WHAT TO PRODUCE: Without including any images, reproduce each entry exactly.

DATA PROVIDED:
##########

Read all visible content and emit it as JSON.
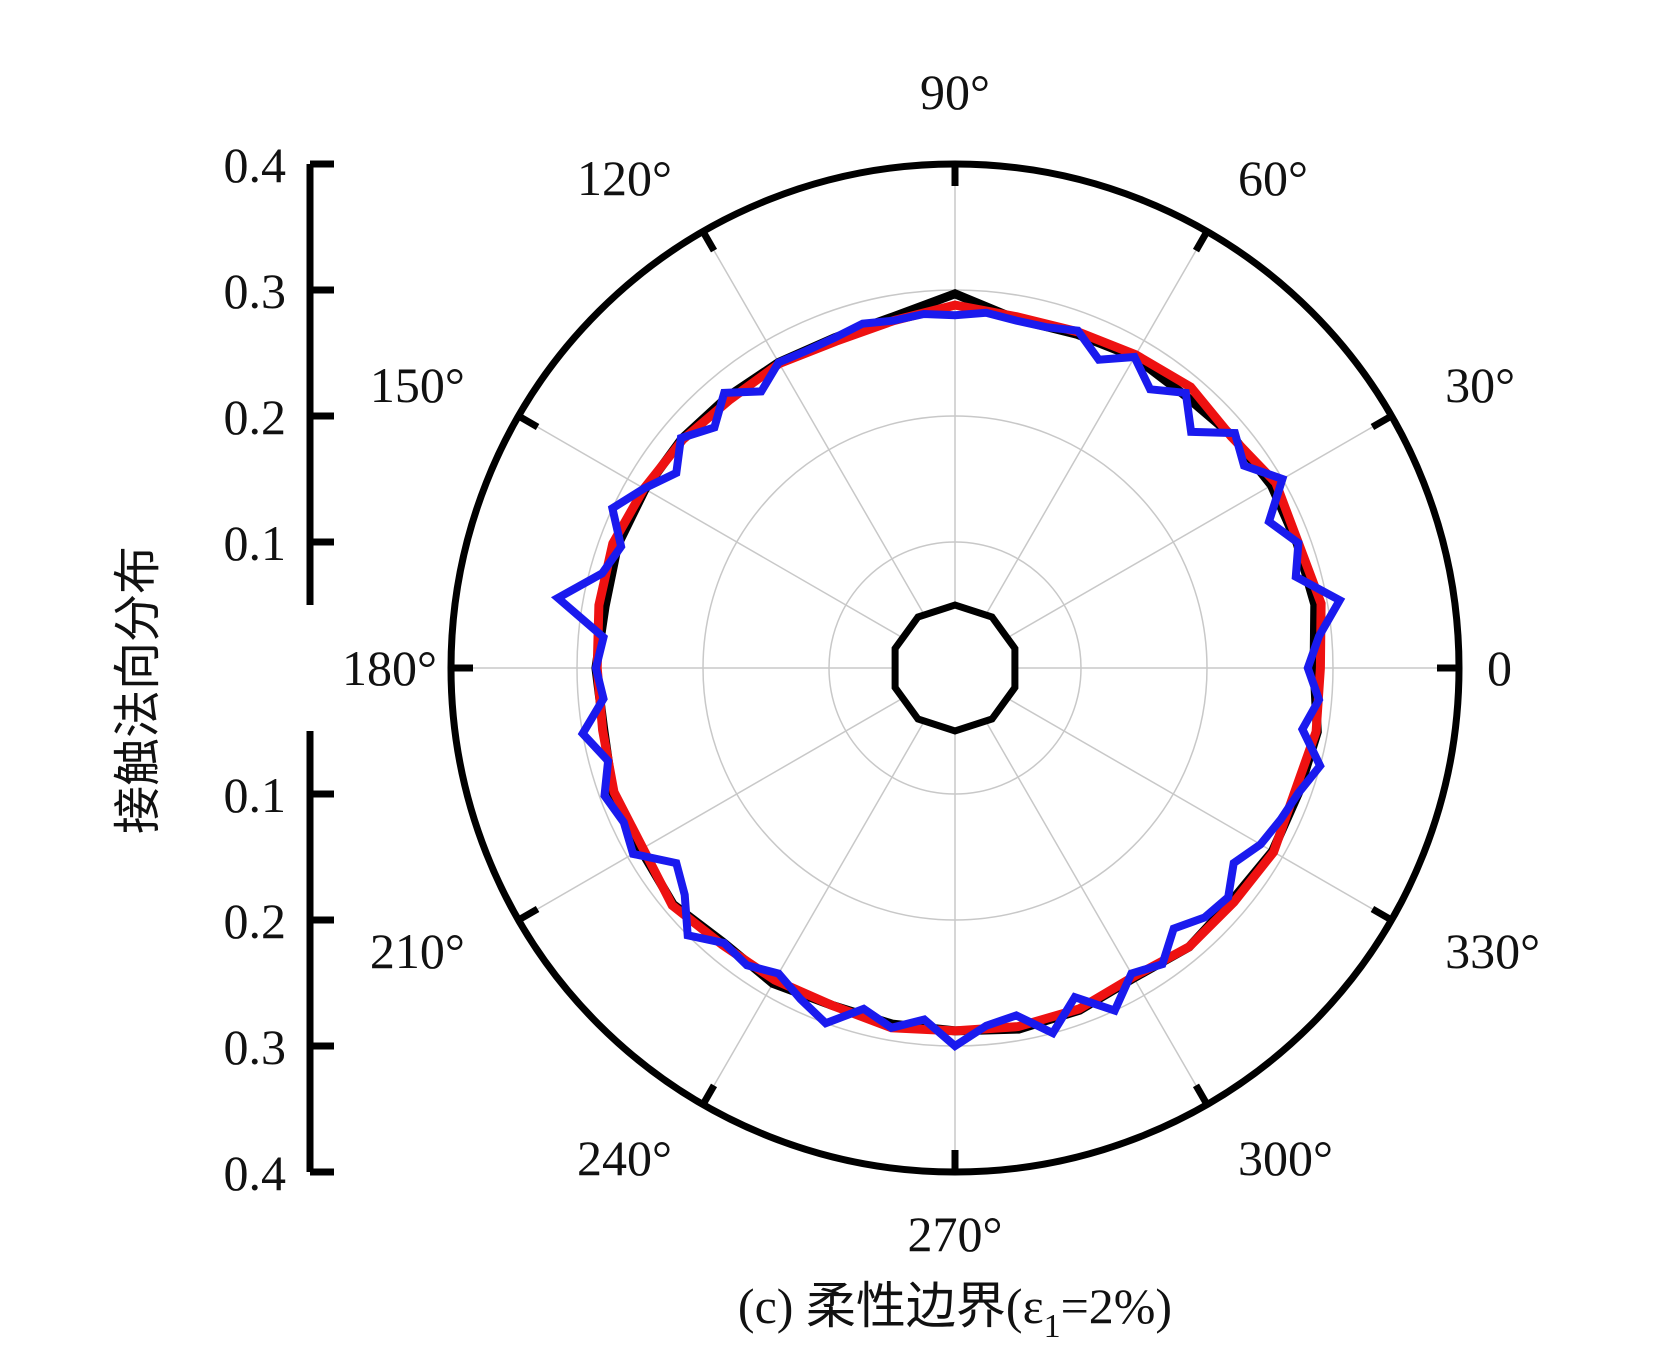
{
  "chart_data": {
    "type": "polar-line",
    "caption": {
      "prefix": "(c) 柔性边界(ε",
      "subscript": "1",
      "suffix": "=2%)"
    },
    "ylabel": "接触法向分布",
    "r_range": [
      0,
      0.4
    ],
    "r_ticks_upper": [
      "0.4",
      "0.3",
      "0.2",
      "0.1"
    ],
    "r_ticks_lower": [
      "0.1",
      "0.2",
      "0.3",
      "0.4"
    ],
    "r_tick_values": [
      0.4,
      0.3,
      0.2,
      0.1
    ],
    "angle_labels": [
      {
        "deg": 0,
        "text": "0"
      },
      {
        "deg": 30,
        "text": "30°"
      },
      {
        "deg": 60,
        "text": "60°"
      },
      {
        "deg": 90,
        "text": "90°"
      },
      {
        "deg": 120,
        "text": "120°"
      },
      {
        "deg": 150,
        "text": "150°"
      },
      {
        "deg": 180,
        "text": "180°"
      },
      {
        "deg": 210,
        "text": "210°"
      },
      {
        "deg": 240,
        "text": "240°"
      },
      {
        "deg": 270,
        "text": "270°"
      },
      {
        "deg": 300,
        "text": "300°"
      },
      {
        "deg": 330,
        "text": "330°"
      }
    ],
    "inner_ring_r": 0.05,
    "grid": true,
    "grid_rings": [
      0.1,
      0.2,
      0.3
    ],
    "colors": {
      "black": "#000000",
      "red": "#ee1111",
      "blue": "#1a1aee",
      "grid": "#c8c8c8"
    },
    "series": [
      {
        "color": "#000000",
        "theta": [
          0,
          10,
          20,
          30,
          40,
          50,
          60,
          70,
          80,
          90,
          100,
          110,
          120,
          130,
          140,
          150,
          160,
          170,
          180,
          190,
          200,
          210,
          220,
          230,
          240,
          250,
          260,
          270,
          280,
          290,
          300,
          310,
          320,
          330,
          340,
          350
        ],
        "r": [
          0.285,
          0.29,
          0.289,
          0.29,
          0.287,
          0.283,
          0.285,
          0.282,
          0.281,
          0.297,
          0.283,
          0.279,
          0.28,
          0.281,
          0.283,
          0.284,
          0.285,
          0.282,
          0.285,
          0.283,
          0.289,
          0.288,
          0.292,
          0.285,
          0.289,
          0.285,
          0.287,
          0.288,
          0.291,
          0.289,
          0.284,
          0.289,
          0.287,
          0.291,
          0.29,
          0.292
        ]
      },
      {
        "color": "#ee1111",
        "theta": [
          0,
          10,
          20,
          30,
          40,
          50,
          60,
          70,
          80,
          90,
          100,
          110,
          120,
          130,
          140,
          150,
          160,
          170,
          180,
          190,
          200,
          210,
          220,
          230,
          240,
          250,
          260,
          270,
          280,
          290,
          300,
          310,
          320,
          330,
          340,
          350
        ],
        "r": [
          0.29,
          0.295,
          0.29,
          0.294,
          0.286,
          0.291,
          0.287,
          0.284,
          0.283,
          0.288,
          0.28,
          0.276,
          0.279,
          0.278,
          0.282,
          0.285,
          0.289,
          0.287,
          0.284,
          0.284,
          0.288,
          0.286,
          0.293,
          0.287,
          0.286,
          0.285,
          0.29,
          0.288,
          0.289,
          0.288,
          0.283,
          0.289,
          0.289,
          0.292,
          0.287,
          0.291
        ]
      },
      {
        "color": "#1a1aee",
        "theta": [
          0,
          5,
          10,
          15,
          20,
          25,
          30,
          35,
          40,
          45,
          50,
          55,
          60,
          65,
          70,
          75,
          80,
          85,
          90,
          95,
          100,
          105,
          110,
          115,
          120,
          125,
          130,
          135,
          140,
          145,
          150,
          155,
          160,
          165,
          170,
          175,
          180,
          185,
          190,
          195,
          200,
          205,
          210,
          215,
          220,
          225,
          230,
          235,
          240,
          245,
          250,
          255,
          260,
          265,
          270,
          275,
          280,
          285,
          290,
          295,
          300,
          305,
          310,
          315,
          320,
          325,
          330,
          335,
          340,
          345,
          350,
          355
        ],
        "r": [
          0.28,
          0.29,
          0.31,
          0.28,
          0.29,
          0.275,
          0.3,
          0.28,
          0.29,
          0.265,
          0.285,
          0.27,
          0.285,
          0.27,
          0.285,
          0.28,
          0.28,
          0.283,
          0.28,
          0.282,
          0.28,
          0.283,
          0.279,
          0.278,
          0.28,
          0.268,
          0.285,
          0.27,
          0.284,
          0.27,
          0.285,
          0.3,
          0.282,
          0.29,
          0.32,
          0.28,
          0.285,
          0.28,
          0.3,
          0.285,
          0.296,
          0.29,
          0.295,
          0.27,
          0.28,
          0.3,
          0.285,
          0.288,
          0.28,
          0.29,
          0.3,
          0.28,
          0.29,
          0.28,
          0.3,
          0.285,
          0.28,
          0.3,
          0.278,
          0.3,
          0.28,
          0.287,
          0.27,
          0.28,
          0.283,
          0.27,
          0.28,
          0.285,
          0.29,
          0.3,
          0.28,
          0.29
        ]
      }
    ]
  }
}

##########

EXERCISE RESULT:
Read all visible content and emit it as JSON.
{
  "chart_data": {
    "type": "polar-line",
    "caption": {
      "prefix": "(c) 柔性边界(ε",
      "subscript": "1",
      "suffix": "=2%)"
    },
    "ylabel": "接触法向分布",
    "r_range": [
      0,
      0.4
    ],
    "r_ticks_upper": [
      "0.4",
      "0.3",
      "0.2",
      "0.1"
    ],
    "r_ticks_lower": [
      "0.1",
      "0.2",
      "0.3",
      "0.4"
    ],
    "r_tick_values": [
      0.4,
      0.3,
      0.2,
      0.1
    ],
    "angle_labels": [
      {
        "deg": 0,
        "text": "0"
      },
      {
        "deg": 30,
        "text": "30°"
      },
      {
        "deg": 60,
        "text": "60°"
      },
      {
        "deg": 90,
        "text": "90°"
      },
      {
        "deg": 120,
        "text": "120°"
      },
      {
        "deg": 150,
        "text": "150°"
      },
      {
        "deg": 180,
        "text": "180°"
      },
      {
        "deg": 210,
        "text": "210°"
      },
      {
        "deg": 240,
        "text": "240°"
      },
      {
        "deg": 270,
        "text": "270°"
      },
      {
        "deg": 300,
        "text": "300°"
      },
      {
        "deg": 330,
        "text": "330°"
      }
    ],
    "inner_ring_r": 0.05,
    "grid": true,
    "grid_rings": [
      0.1,
      0.2,
      0.3
    ],
    "colors": {
      "black": "#000000",
      "red": "#ee1111",
      "blue": "#1a1aee",
      "grid": "#c8c8c8"
    },
    "series": [
      {
        "color": "#000000",
        "theta": [
          0,
          10,
          20,
          30,
          40,
          50,
          60,
          70,
          80,
          90,
          100,
          110,
          120,
          130,
          140,
          150,
          160,
          170,
          180,
          190,
          200,
          210,
          220,
          230,
          240,
          250,
          260,
          270,
          280,
          290,
          300,
          310,
          320,
          330,
          340,
          350
        ],
        "r": [
          0.285,
          0.29,
          0.289,
          0.29,
          0.287,
          0.283,
          0.285,
          0.282,
          0.281,
          0.297,
          0.283,
          0.279,
          0.28,
          0.281,
          0.283,
          0.284,
          0.285,
          0.282,
          0.285,
          0.283,
          0.289,
          0.288,
          0.292,
          0.285,
          0.289,
          0.285,
          0.287,
          0.288,
          0.291,
          0.289,
          0.284,
          0.289,
          0.287,
          0.291,
          0.29,
          0.292
        ]
      },
      {
        "color": "#ee1111",
        "theta": [
          0,
          10,
          20,
          30,
          40,
          50,
          60,
          70,
          80,
          90,
          100,
          110,
          120,
          130,
          140,
          150,
          160,
          170,
          180,
          190,
          200,
          210,
          220,
          230,
          240,
          250,
          260,
          270,
          280,
          290,
          300,
          310,
          320,
          330,
          340,
          350
        ],
        "r": [
          0.29,
          0.295,
          0.29,
          0.294,
          0.286,
          0.291,
          0.287,
          0.284,
          0.283,
          0.288,
          0.28,
          0.276,
          0.279,
          0.278,
          0.282,
          0.285,
          0.289,
          0.287,
          0.284,
          0.284,
          0.288,
          0.286,
          0.293,
          0.287,
          0.286,
          0.285,
          0.29,
          0.288,
          0.289,
          0.288,
          0.283,
          0.289,
          0.289,
          0.292,
          0.287,
          0.291
        ]
      },
      {
        "color": "#1a1aee",
        "theta": [
          0,
          5,
          10,
          15,
          20,
          25,
          30,
          35,
          40,
          45,
          50,
          55,
          60,
          65,
          70,
          75,
          80,
          85,
          90,
          95,
          100,
          105,
          110,
          115,
          120,
          125,
          130,
          135,
          140,
          145,
          150,
          155,
          160,
          165,
          170,
          175,
          180,
          185,
          190,
          195,
          200,
          205,
          210,
          215,
          220,
          225,
          230,
          235,
          240,
          245,
          250,
          255,
          260,
          265,
          270,
          275,
          280,
          285,
          290,
          295,
          300,
          305,
          310,
          315,
          320,
          325,
          330,
          335,
          340,
          345,
          350,
          355
        ],
        "r": [
          0.28,
          0.29,
          0.31,
          0.28,
          0.29,
          0.275,
          0.3,
          0.28,
          0.29,
          0.265,
          0.285,
          0.27,
          0.285,
          0.27,
          0.285,
          0.28,
          0.28,
          0.283,
          0.28,
          0.282,
          0.28,
          0.283,
          0.279,
          0.278,
          0.28,
          0.268,
          0.285,
          0.27,
          0.284,
          0.27,
          0.285,
          0.3,
          0.282,
          0.29,
          0.32,
          0.28,
          0.285,
          0.28,
          0.3,
          0.285,
          0.296,
          0.29,
          0.295,
          0.27,
          0.28,
          0.3,
          0.285,
          0.288,
          0.28,
          0.29,
          0.3,
          0.28,
          0.29,
          0.28,
          0.3,
          0.285,
          0.28,
          0.3,
          0.278,
          0.3,
          0.28,
          0.287,
          0.27,
          0.28,
          0.283,
          0.27,
          0.28,
          0.285,
          0.29,
          0.3,
          0.28,
          0.29
        ]
      }
    ]
  }
}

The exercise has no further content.